- _Task brief_
Return every line below in which "arbeidsevne" appears.

- _Rows from a figure dataset_
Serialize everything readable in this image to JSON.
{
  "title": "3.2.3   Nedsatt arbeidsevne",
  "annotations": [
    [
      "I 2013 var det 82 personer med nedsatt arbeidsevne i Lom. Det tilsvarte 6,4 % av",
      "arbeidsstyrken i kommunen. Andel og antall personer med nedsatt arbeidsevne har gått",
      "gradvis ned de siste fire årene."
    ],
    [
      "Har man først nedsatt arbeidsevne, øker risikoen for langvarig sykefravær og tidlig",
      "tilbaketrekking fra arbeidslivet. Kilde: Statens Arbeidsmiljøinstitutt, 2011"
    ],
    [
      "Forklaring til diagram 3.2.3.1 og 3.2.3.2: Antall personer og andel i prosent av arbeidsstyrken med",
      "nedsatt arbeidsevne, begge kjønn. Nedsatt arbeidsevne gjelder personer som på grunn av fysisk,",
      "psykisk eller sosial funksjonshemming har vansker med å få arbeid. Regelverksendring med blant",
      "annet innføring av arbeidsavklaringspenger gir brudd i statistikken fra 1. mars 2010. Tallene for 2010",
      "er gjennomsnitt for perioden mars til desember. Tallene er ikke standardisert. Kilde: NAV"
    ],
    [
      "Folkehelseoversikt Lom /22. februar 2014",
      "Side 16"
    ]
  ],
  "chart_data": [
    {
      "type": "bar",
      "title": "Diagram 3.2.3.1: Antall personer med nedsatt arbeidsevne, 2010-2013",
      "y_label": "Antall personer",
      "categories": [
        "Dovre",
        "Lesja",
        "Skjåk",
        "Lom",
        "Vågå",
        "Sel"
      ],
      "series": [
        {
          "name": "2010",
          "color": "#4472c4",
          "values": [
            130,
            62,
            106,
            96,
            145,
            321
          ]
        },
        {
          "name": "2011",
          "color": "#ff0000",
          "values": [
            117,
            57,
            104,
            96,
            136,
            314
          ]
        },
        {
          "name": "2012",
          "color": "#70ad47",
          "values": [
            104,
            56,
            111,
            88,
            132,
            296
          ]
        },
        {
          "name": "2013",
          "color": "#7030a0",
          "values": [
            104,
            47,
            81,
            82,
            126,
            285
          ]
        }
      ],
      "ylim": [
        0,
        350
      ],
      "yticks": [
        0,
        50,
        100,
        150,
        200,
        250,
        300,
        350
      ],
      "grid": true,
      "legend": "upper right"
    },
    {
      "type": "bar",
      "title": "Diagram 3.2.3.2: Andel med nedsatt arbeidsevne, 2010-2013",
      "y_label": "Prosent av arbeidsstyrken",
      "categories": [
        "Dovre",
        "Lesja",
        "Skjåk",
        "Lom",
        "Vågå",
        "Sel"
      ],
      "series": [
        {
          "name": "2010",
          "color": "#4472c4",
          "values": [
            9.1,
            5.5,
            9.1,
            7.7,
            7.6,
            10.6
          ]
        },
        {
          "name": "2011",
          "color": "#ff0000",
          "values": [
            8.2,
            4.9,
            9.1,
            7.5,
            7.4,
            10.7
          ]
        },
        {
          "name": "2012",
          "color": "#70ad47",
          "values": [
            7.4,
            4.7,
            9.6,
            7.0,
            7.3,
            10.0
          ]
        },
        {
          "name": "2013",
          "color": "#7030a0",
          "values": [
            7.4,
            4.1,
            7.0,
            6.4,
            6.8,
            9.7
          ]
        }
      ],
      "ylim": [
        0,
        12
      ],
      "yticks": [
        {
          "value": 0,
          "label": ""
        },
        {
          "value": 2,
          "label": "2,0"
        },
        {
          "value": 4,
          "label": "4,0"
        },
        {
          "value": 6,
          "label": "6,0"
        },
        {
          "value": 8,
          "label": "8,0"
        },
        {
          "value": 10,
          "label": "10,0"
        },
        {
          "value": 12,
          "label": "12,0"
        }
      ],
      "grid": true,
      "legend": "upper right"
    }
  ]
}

- _Response to this task_
  "title": "3.2.3   Nedsatt arbeidsevne",
      "I 2013 var det 82 personer med nedsatt arbeidsevne i Lom. Det tilsvarte 6,4 % av",
      "arbeidsstyrken i kommunen. Andel og antall personer med nedsatt arbeidsevne har gått",
      "Har man først nedsatt arbeidsevne, øker risikoen for langvarig sykefravær og tidlig",
      "nedsatt arbeidsevne, begge kjønn. Nedsatt arbeidsevne gjelder personer som på grunn av fysisk,",
      "title": "Diagram 3.2.3.1: Antall personer med nedsatt arbeidsevne, 2010-2013",
      "title": "Diagram 3.2.3.2: Andel med nedsatt arbeidsevne, 2010-2013",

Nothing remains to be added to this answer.